Stated goal ▸
Reproduce all the lines below exactly and omit the images.

** Begin Task input **

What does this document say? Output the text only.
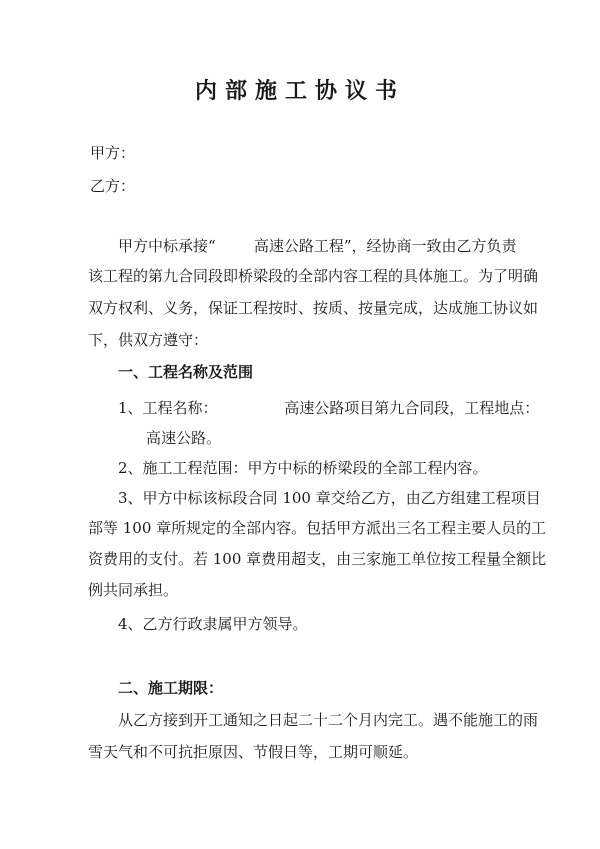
内部施工协议书
甲方：
乙方：
甲方中标承接“        高速公路工程”，经协商一致由乙方负责
该工程的第九合同段即桥梁段的全部内容工程的具体施工。为了明确
双方权利、义务，保证工程按时、按质、按量完成，达成施工协议如
下，供双方遵守：
一、工程名称及范围
1、工程名称：              高速公路项目第九合同段，工程地点：
高速公路。
2、施工工程范围：甲方中标的桥梁段的全部工程内容。
3、甲方中标该标段合同 100 章交给乙方，由乙方组建工程项目
部等 100 章所规定的全部内容。包括甲方派出三名工程主要人员的工
资费用的支付。若 100 章费用超支，由三家施工单位按工程量全额比
例共同承担。
4、乙方行政隶属甲方领导。
二、施工期限：
从乙方接到开工通知之日起二十二个月内完工。遇不能施工的雨
雪天气和不可抗拒原因、节假日等，工期可顺延。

** End Task input **

Finished answer ▸
What does this document say? Output the text only.
内部施工协议书
甲方：
乙方：
甲方中标承接“        高速公路工程”，经协商一致由乙方负责
该工程的第九合同段即桥梁段的全部内容工程的具体施工。为了明确
双方权利、义务，保证工程按时、按质、按量完成，达成施工协议如
下，供双方遵守：
一、工程名称及范围
1、工程名称：              高速公路项目第九合同段，工程地点：
高速公路。
2、施工工程范围：甲方中标的桥梁段的全部工程内容。
3、甲方中标该标段合同 100 章交给乙方，由乙方组建工程项目
部等 100 章所规定的全部内容。包括甲方派出三名工程主要人员的工
资费用的支付。若 100 章费用超支，由三家施工单位按工程量全额比
例共同承担。
4、乙方行政隶属甲方领导。
二、施工期限：
从乙方接到开工通知之日起二十二个月内完工。遇不能施工的雨
雪天气和不可抗拒原因、节假日等，工期可顺延。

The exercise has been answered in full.